■ Exercise instructions ■
From the entries below, gather every line containing the string "neurotropisme".

(Stored records)

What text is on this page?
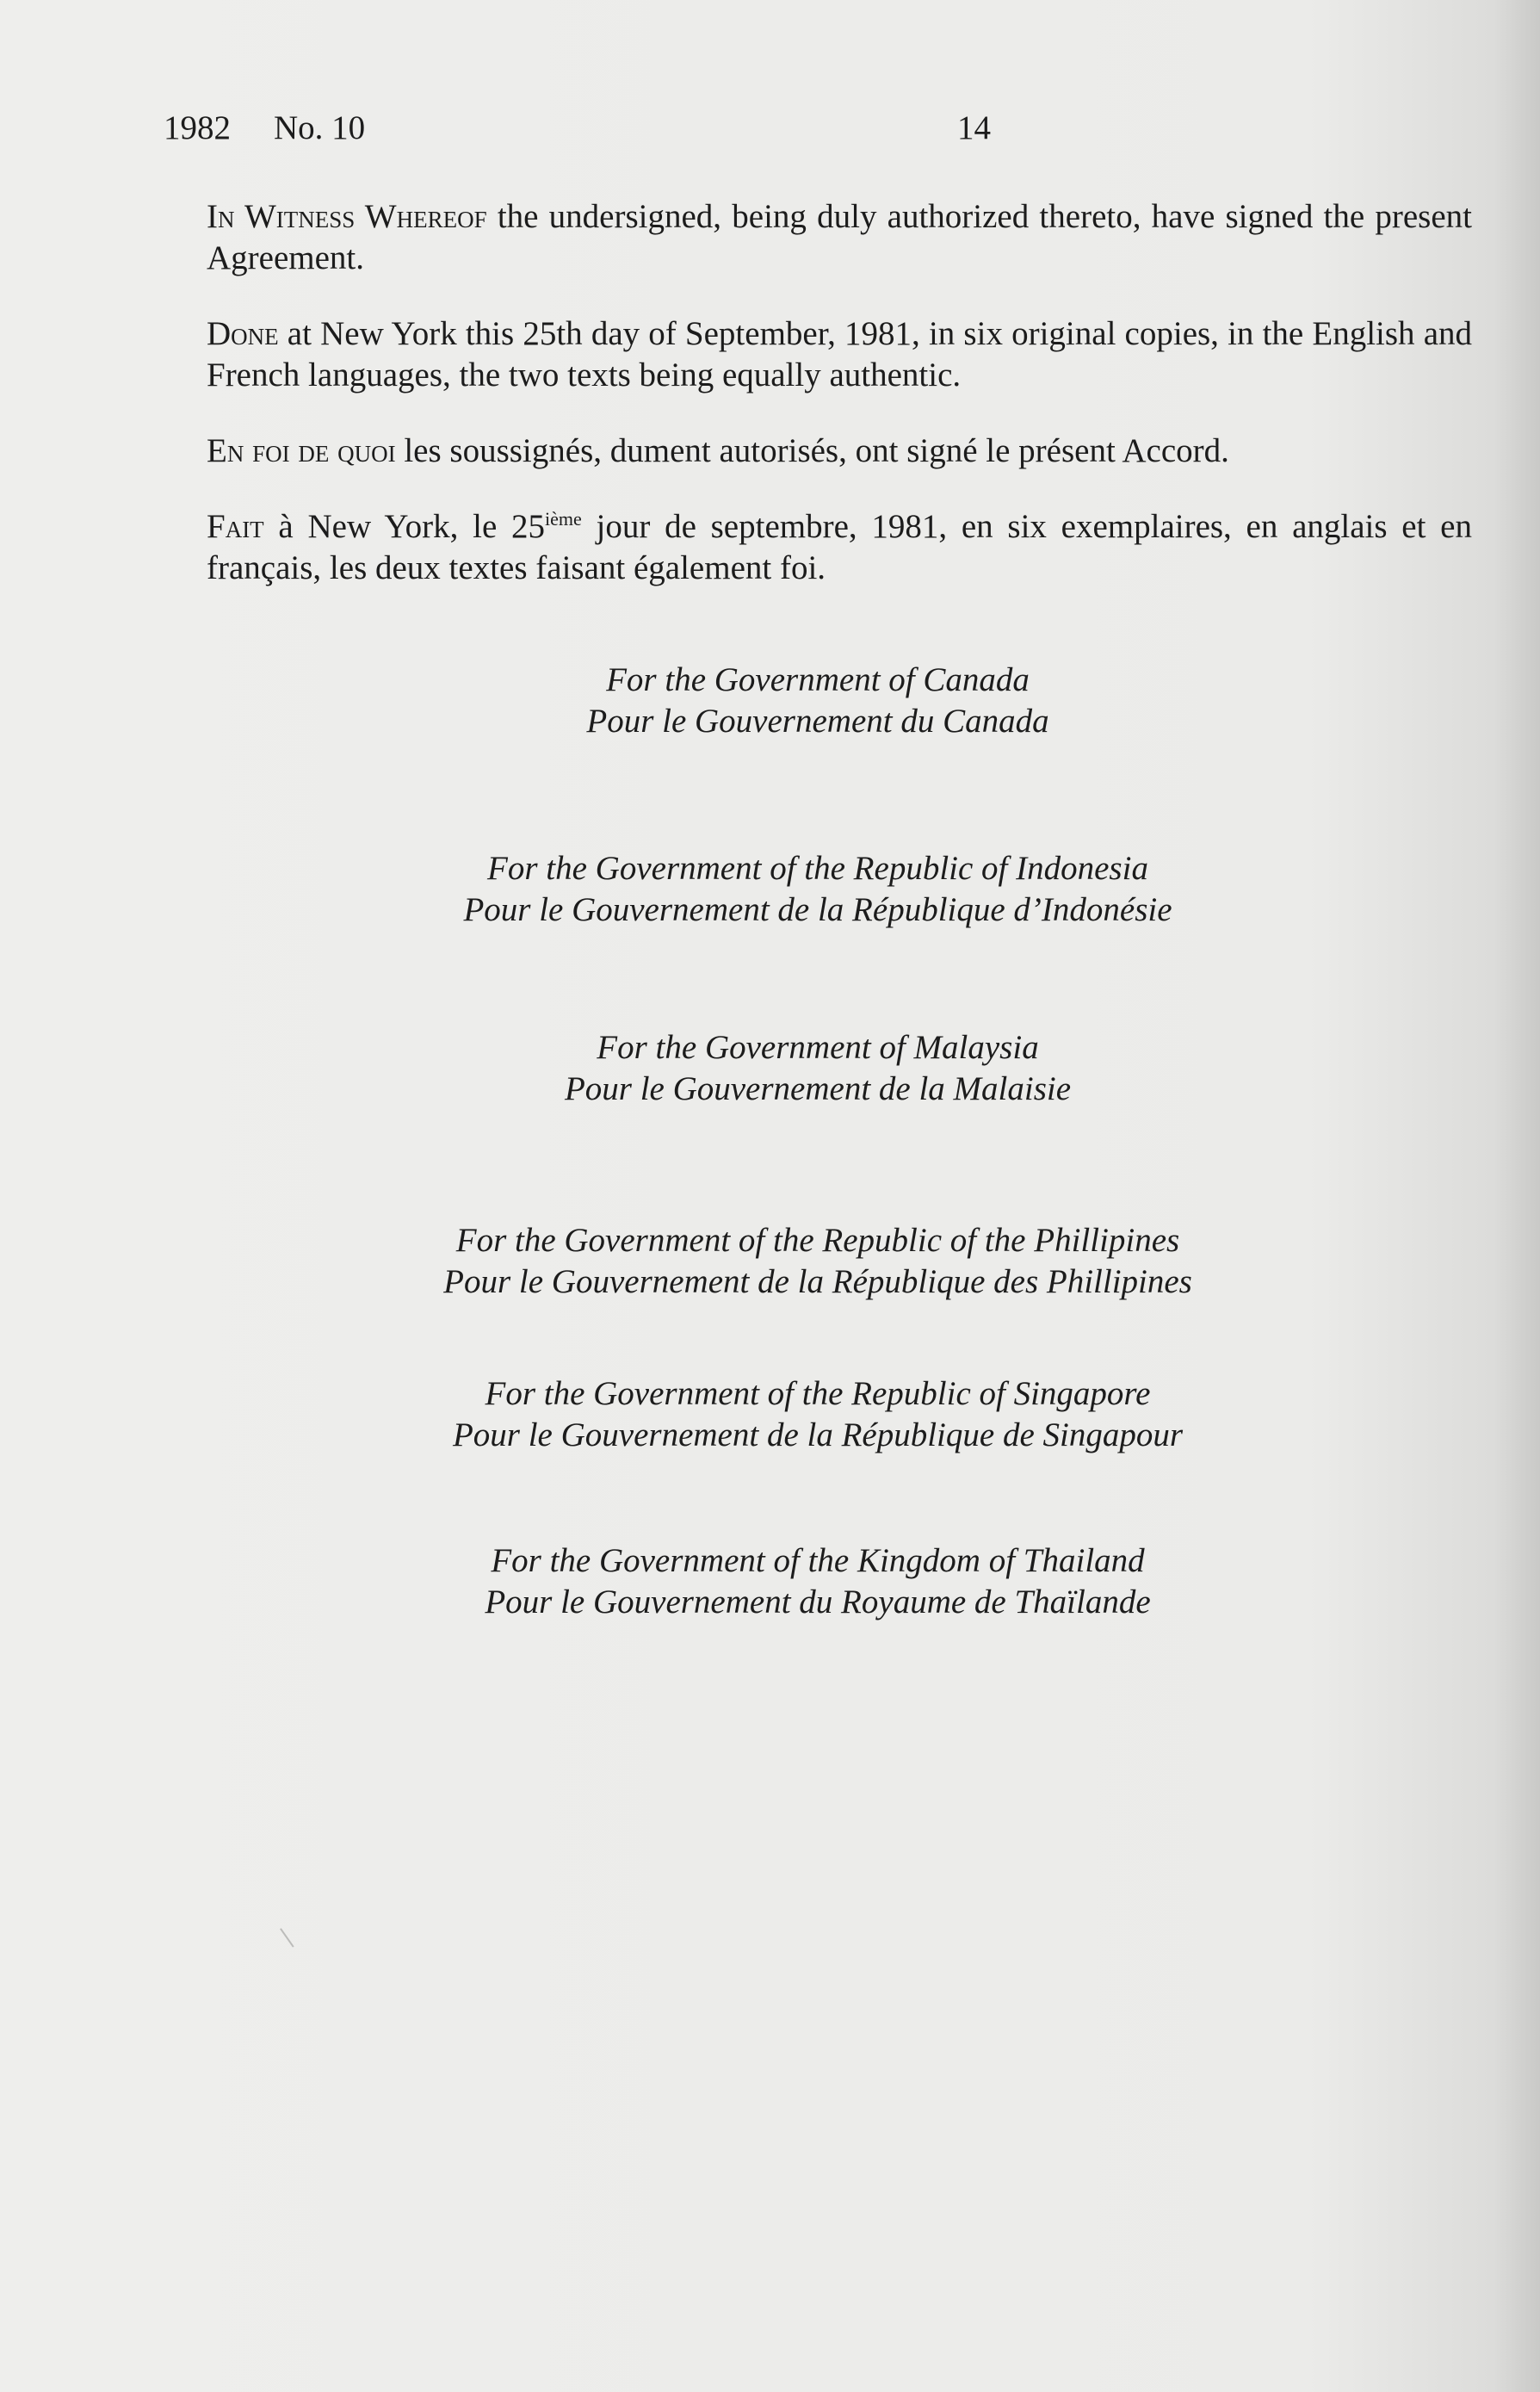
1982 No. 10	14

In Witness Whereof the undersigned, being duly authorized thereto, have signed the present Agreement.

Done at New York this 25th day of September, 1981, in six original copies, in the English and French languages, the two texts being equally authentic.

En foi de quoi les soussignés, dument autorisés, ont signé le présent Accord.

Fait à New York, le 25ième jour de septembre, 1981, en six exemplaires, en anglais et en français, les deux textes faisant également foi.

For the Government of Canada
Pour le Gouvernement du Canada
For the Government of the Republic of Indonesia
Pour le Gouvernement de la République d’Indonésie
For the Government of Malaysia
Pour le Gouvernement de la Malaisie
For the Government of the Republic of the Phillipines
Pour le Gouvernement de la République des Phillipines
For the Government of the Republic of Singapore
Pour le Gouvernement de la République de Singapour
For the Government of the Kingdom of Thailand
Pour le Gouvernement du Royaume de Thaïlande
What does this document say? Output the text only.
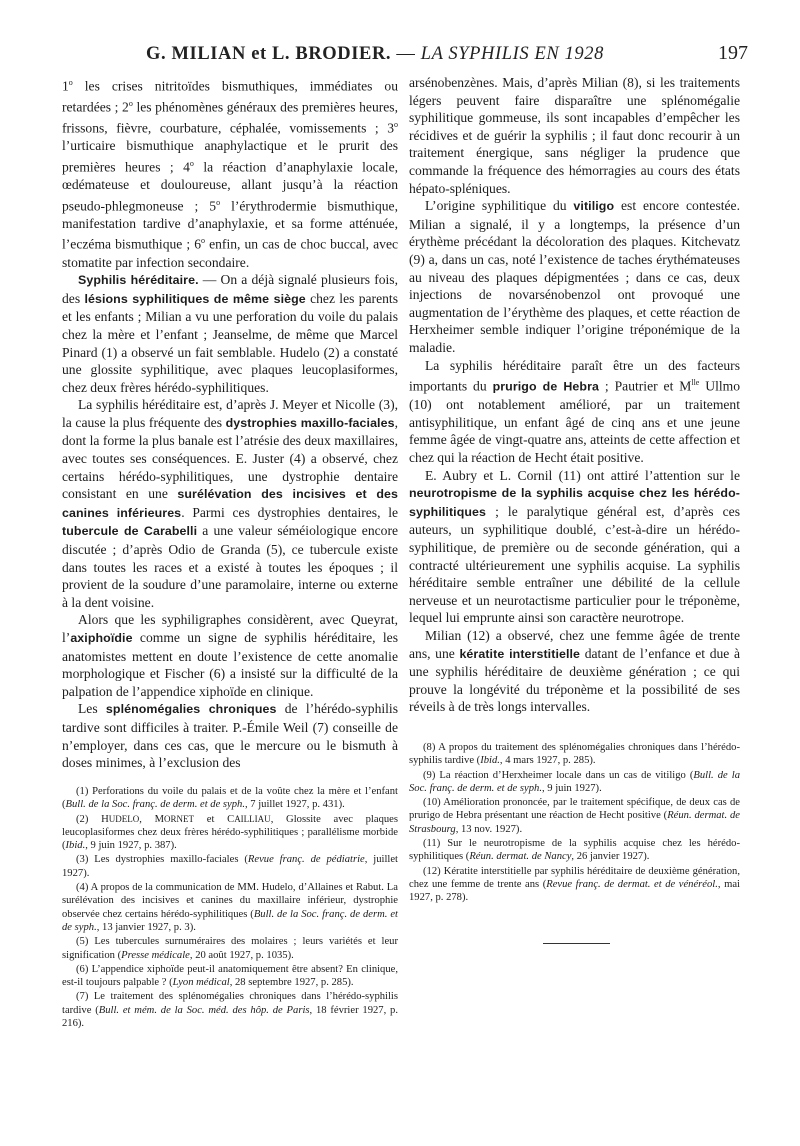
G. MILIAN et L. BRODIER. — LA SYPHILIS EN 1928	197

1$^o$ les crises nitritoïdes bismuthiques, immédiates ou retardées ; 2$^o$ les phénomènes généraux des premières heures, frissons, fièvre, courbature, céphalée, vomissements ; 3$^o$ l’urticaire bismuthique anaphylactique et le prurit des premières heures ; 4$^o$ la réaction d’anaphylaxie locale, œdémateuse et douloureuse, allant jusqu’à la réaction pseudo-phlegmoneuse ; 5$^o$ l’érythrodermie bismuthique, manifestation tardive d’anaphylaxie, et sa forme atténuée, l’eczéma bismuthique ; 6$^o$ enfin, un cas de choc buccal, avec stomatite par infection secondaire.

Syphilis héréditaire. — On a déjà signalé plusieurs fois, des lésions syphilitiques de même siège chez les parents et les enfants ; Milian a vu une perforation du voile du palais chez la mère et l’enfant ; Jeanselme, de même que Marcel Pinard (1) a observé un fait semblable. Hudelo (2) a constaté une glossite syphilitique, avec plaques leucoplasiformes, chez deux frères hérédo-syphilitiques.

La syphilis héréditaire est, d’après J. Meyer et Nicolle (3), la cause la plus fréquente des dystrophies maxillo-faciales, dont la forme la plus banale est l’atrésie des deux maxillaires, avec toutes ses conséquences. E. Juster (4) a observé, chez certains hérédo-syphilitiques, une dystrophie dentaire consistant en une surélévation des incisives et des canines inférieures. Parmi ces dystrophies dentaires, le tubercule de Carabelli a une valeur séméiologique encore discutée ; d’après Odio de Granda (5), ce tubercule existe dans toutes les races et a existé à toutes les époques ; il provient de la soudure d’une paramolaire, interne ou externe à la dent voisine.

Alors que les syphiligraphes considèrent, avec Queyrat, l’axiphoïdie comme un signe de syphilis héréditaire, les anatomistes mettent en doute l’existence de cette anomalie morphologique et Fischer (6) a insisté sur la difficulté de la palpation de l’appendice xiphoïde en clinique.

Les splénomégalies chroniques de l’hérédo-syphilis tardive sont difficiles à traiter. P.-Émile Weil (7) conseille de n’employer, dans ces cas, que le mercure ou le bismuth à doses minimes, à l’exclusion des

arsénobenzènes. Mais, d’après Milian (8), si les traitements légers peuvent faire disparaître une splénomégalie syphilitique gommeuse, ils sont incapables d’empêcher les récidives et de guérir la syphilis ; il faut donc recourir à un traitement énergique, sans négliger la prudence que commande la fréquence des hémorragies au cours des états hépato-spléniques.

L’origine syphilitique du vitiligo est encore contestée. Milian a signalé, il y a longtemps, la présence d’un érythème précédant la décoloration des plaques. Kitchevatz (9) a, dans un cas, noté l’existence de taches érythémateuses au niveau des plaques dépigmentées ; dans ce cas, deux injections de novarsénobenzol ont provoqué une augmentation de l’érythème des plaques, et cette réaction de Herxheimer semble indiquer l’origine tréponémique de la maladie.

La syphilis héréditaire paraît être un des facteurs importants du prurigo de Hebra ; Pautrier et $M^{lle}$ Ullmo (10) ont notablement amélioré, par un traitement antisyphilitique, un enfant âgé de cinq ans et une jeune femme âgée de vingt-quatre ans, atteints de cette affection et chez qui la réaction de Hecht était positive.

E. Aubry et L. Cornil (11) ont attiré l’attention sur le neurotropisme de la syphilis acquise chez les hérédo-syphilitiques ; le paralytique général est, d’après ces auteurs, un syphilitique doublé, c’est-à-dire un hérédo-syphilitique, de première ou de seconde génération, qui a contracté ultérieurement une syphilis acquise. La syphilis héréditaire semble entraîner une débilité de la cellule nerveuse et un neurotactisme particulier pour le tréponème, lequel lui emprunte ainsi son caractère neurotrope.

Milian (12) a observé, chez une femme âgée de trente ans, une kératite interstitielle datant de l’enfance et due à une syphilis héréditaire de deuxième génération ; ce qui prouve la longévité du tréponème et la possibilité de ses réveils à de très longs intervalles.

(1) Perforations du voile du palais et de la voûte chez la mère et l’enfant (Bull. de la Soc. franç. de derm. et de syph., 7 juillet 1927, p. 431).

(2) HUDELO, MORNET et CAILLIAU, Glossite avec plaques leucoplasiformes chez deux frères hérédo-syphilitiques ; parallélisme morbide (Ibid., 9 juin 1927, p. 387).

(3) Les dystrophies maxillo-faciales (Revue franç. de pédiatrie, juillet 1927).

(4) A propos de la communication de MM. Hudelo, d’Allaines et Rabut. La surélévation des incisives et canines du maxillaire inférieur, dystrophie observée chez certains hérédo-syphilitiques (Bull. de la Soc. franç. de derm. et de syph., 13 janvier 1927, p. 3).

(5) Les tubercules surnuméraires des molaires ; leurs variétés et leur signification (Presse médicale, 20 août 1927, p. 1035).

(6) L’appendice xiphoïde peut-il anatomiquement être absent? En clinique, est-il toujours palpable ? (Lyon médical, 28 septembre 1927, p. 285).

(7) Le traitement des splénomégalies chroniques dans l’hérédo-syphilis tardive (Bull. et mém. de la Soc. méd. des hôp. de Paris, 18 février 1927, p. 216).

(8) A propos du traitement des splénomégalies chroniques dans l’hérédo-syphilis tardive (Ibid., 4 mars 1927, p. 285).

(9) La réaction d’Herxheimer locale dans un cas de vitiligo (Bull. de la Soc. franç. de derm. et de syph., 9 juin 1927).

(10) Amélioration prononcée, par le traitement spécifique, de deux cas de prurigo de Hebra présentant une réaction de Hecht positive (Réun. dermat. de Strasbourg, 13 nov. 1927).

(11) Sur le neurotropisme de la syphilis acquise chez les hérédo-syphilitiques (Réun. dermat. de Nancy, 26 janvier 1927).

(12) Kératite interstitielle par syphilis héréditaire de deuxième génération, chez une femme de trente ans (Revue franç. de dermat. et de vénéréol., mai 1927, p. 278).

■ Answer to the task ■
E. Aubry et L. Cornil (11) ont attiré l’attention sur le neurotropisme de la syphilis acquise chez les hérédo-syphilitiques ; le paralytique général est, d’après ces auteurs, un syphilitique doublé, c’est-à-dire un hérédo-syphilitique, de première ou de seconde génération, qui a contracté ultérieurement une syphilis acquise. La syphilis héréditaire semble entraîner une débilité de la cellule nerveuse et un neurotactisme particulier pour le tréponème, lequel lui emprunte ainsi son caractère neurotrope.
(11) Sur le neurotropisme de la syphilis acquise chez les hérédo-syphilitiques (Réun. dermat. de Nancy, 26 janvier 1927).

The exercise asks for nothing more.